**Set exercise**
Locate all lines in the data below that hold "Praze" and show them.

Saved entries
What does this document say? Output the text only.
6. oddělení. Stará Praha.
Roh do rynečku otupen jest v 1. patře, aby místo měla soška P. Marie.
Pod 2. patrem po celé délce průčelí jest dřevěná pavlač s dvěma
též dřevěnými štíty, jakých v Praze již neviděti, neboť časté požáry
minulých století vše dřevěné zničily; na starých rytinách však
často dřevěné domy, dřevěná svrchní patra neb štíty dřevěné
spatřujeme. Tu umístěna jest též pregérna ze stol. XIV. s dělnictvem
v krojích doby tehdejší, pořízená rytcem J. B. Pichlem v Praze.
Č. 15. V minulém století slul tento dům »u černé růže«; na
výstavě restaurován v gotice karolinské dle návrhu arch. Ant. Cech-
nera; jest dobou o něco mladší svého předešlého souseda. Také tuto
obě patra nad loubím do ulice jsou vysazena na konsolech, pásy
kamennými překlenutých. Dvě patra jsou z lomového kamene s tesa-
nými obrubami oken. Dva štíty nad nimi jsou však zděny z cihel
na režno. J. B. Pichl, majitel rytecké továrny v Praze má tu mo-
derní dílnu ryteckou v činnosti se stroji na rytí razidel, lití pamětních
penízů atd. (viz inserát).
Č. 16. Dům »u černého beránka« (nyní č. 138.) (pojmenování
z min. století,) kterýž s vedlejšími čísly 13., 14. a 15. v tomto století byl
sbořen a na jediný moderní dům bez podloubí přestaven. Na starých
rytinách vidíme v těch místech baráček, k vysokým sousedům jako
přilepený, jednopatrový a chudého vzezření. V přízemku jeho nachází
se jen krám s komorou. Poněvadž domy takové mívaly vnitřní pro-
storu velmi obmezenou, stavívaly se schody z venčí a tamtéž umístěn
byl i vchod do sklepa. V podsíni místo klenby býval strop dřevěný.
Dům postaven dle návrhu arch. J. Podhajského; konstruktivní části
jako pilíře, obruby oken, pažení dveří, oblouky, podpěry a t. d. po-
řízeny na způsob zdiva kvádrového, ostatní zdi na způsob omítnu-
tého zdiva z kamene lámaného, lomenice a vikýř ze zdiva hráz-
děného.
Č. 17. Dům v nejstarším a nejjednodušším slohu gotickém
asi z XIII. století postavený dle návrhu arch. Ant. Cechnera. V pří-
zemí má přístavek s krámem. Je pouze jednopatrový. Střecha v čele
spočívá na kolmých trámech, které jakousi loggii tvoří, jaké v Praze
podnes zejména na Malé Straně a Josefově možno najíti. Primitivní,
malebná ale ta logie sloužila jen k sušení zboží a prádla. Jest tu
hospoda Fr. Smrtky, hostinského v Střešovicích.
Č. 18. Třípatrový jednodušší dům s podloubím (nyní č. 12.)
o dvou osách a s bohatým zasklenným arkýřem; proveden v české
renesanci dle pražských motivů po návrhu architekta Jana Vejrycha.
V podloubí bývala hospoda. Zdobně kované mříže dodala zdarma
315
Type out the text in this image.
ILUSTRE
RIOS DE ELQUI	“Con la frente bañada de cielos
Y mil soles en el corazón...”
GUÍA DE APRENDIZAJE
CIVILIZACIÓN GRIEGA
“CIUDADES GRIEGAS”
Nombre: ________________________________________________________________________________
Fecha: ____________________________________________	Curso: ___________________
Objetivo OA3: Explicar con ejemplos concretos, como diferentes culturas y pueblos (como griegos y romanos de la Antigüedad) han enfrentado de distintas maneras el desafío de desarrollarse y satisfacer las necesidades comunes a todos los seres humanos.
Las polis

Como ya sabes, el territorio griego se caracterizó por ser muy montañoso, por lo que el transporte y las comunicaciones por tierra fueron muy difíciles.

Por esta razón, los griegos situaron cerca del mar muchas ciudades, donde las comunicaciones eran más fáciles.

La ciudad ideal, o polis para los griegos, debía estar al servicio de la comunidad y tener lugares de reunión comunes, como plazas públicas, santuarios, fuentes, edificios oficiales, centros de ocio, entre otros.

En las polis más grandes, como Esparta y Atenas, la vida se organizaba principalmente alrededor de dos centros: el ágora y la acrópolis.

**Written reply**
též dřevěnými štíty, jakých v Praze již neviděti, neboť časté požáry
v krojích doby tehdejší, pořízená rytcem J. B. Pichlem v Praze.
na režno. J. B. Pichl, majitel rytecké továrny v Praze má tu mo-
spočívá na kolmých trámech, které jakousi loggii tvoří, jaké v Praze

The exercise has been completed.